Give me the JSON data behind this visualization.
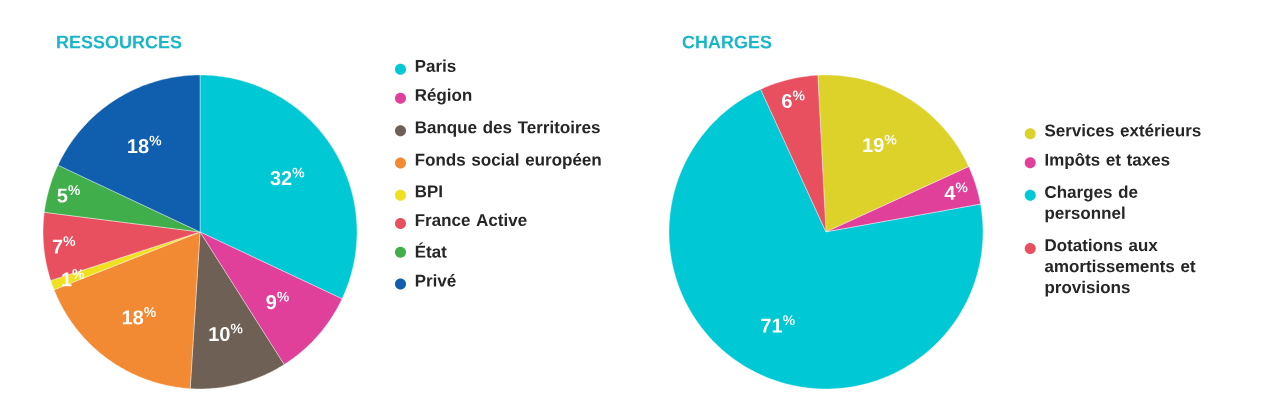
{
  "chart_data": [
    {
      "type": "pie",
      "title": "RESSOURCES",
      "categories": [
        "Paris",
        "Région",
        "Banque des Territoires",
        "Fonds social européen",
        "BPI",
        "France Active",
        "État",
        "Privé"
      ],
      "values": [
        32,
        9,
        10,
        18,
        1,
        7,
        5,
        18
      ],
      "colors": [
        "#00c8d4",
        "#e0409a",
        "#6f6055",
        "#f18a32",
        "#f0e020",
        "#e9505f",
        "#40ae4a",
        "#0f5fae"
      ],
      "value_labels": [
        "32$^{%}$",
        "9$^{%}$",
        "10$^{%}$",
        "18$^{%}$",
        "1$^{%}$",
        "7$^{%}$",
        "5$^{%}$",
        "18$^{%}$"
      ],
      "legend": "right"
    },
    {
      "type": "pie",
      "title": "CHARGES",
      "categories": [
        "Services extérieurs",
        "Impôts et taxes",
        "Charges de personnel",
        "Dotations aux amortissements et provisions"
      ],
      "values": [
        19,
        4,
        71,
        6
      ],
      "colors": [
        "#dcd22a",
        "#e0409a",
        "#00c8d4",
        "#e9505f"
      ],
      "value_labels": [
        "19$^{%}$",
        "4$^{%}$",
        "71$^{%}$",
        "6$^{%}$"
      ],
      "legend": "right"
    }
  ]
}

— SHORT PROBLEM —
Every entry should be returned exactly as written, minus the pictures.

— THE SOLUTION —
Give me the JSON data behind this visualization.
{
  "chart_data": [
    {
      "type": "pie",
      "title": "RESSOURCES",
      "categories": [
        "Paris",
        "Région",
        "Banque des Territoires",
        "Fonds social européen",
        "BPI",
        "France Active",
        "État",
        "Privé"
      ],
      "values": [
        32,
        9,
        10,
        18,
        1,
        7,
        5,
        18
      ],
      "colors": [
        "#00c8d4",
        "#e0409a",
        "#6f6055",
        "#f18a32",
        "#f0e020",
        "#e9505f",
        "#40ae4a",
        "#0f5fae"
      ],
      "value_labels": [
        "32$^{%}$",
        "9$^{%}$",
        "10$^{%}$",
        "18$^{%}$",
        "1$^{%}$",
        "7$^{%}$",
        "5$^{%}$",
        "18$^{%}$"
      ],
      "legend": "right"
    },
    {
      "type": "pie",
      "title": "CHARGES",
      "categories": [
        "Services extérieurs",
        "Impôts et taxes",
        "Charges de personnel",
        "Dotations aux amortissements et provisions"
      ],
      "values": [
        19,
        4,
        71,
        6
      ],
      "colors": [
        "#dcd22a",
        "#e0409a",
        "#00c8d4",
        "#e9505f"
      ],
      "value_labels": [
        "19$^{%}$",
        "4$^{%}$",
        "71$^{%}$",
        "6$^{%}$"
      ],
      "legend": "right"
    }
  ]
}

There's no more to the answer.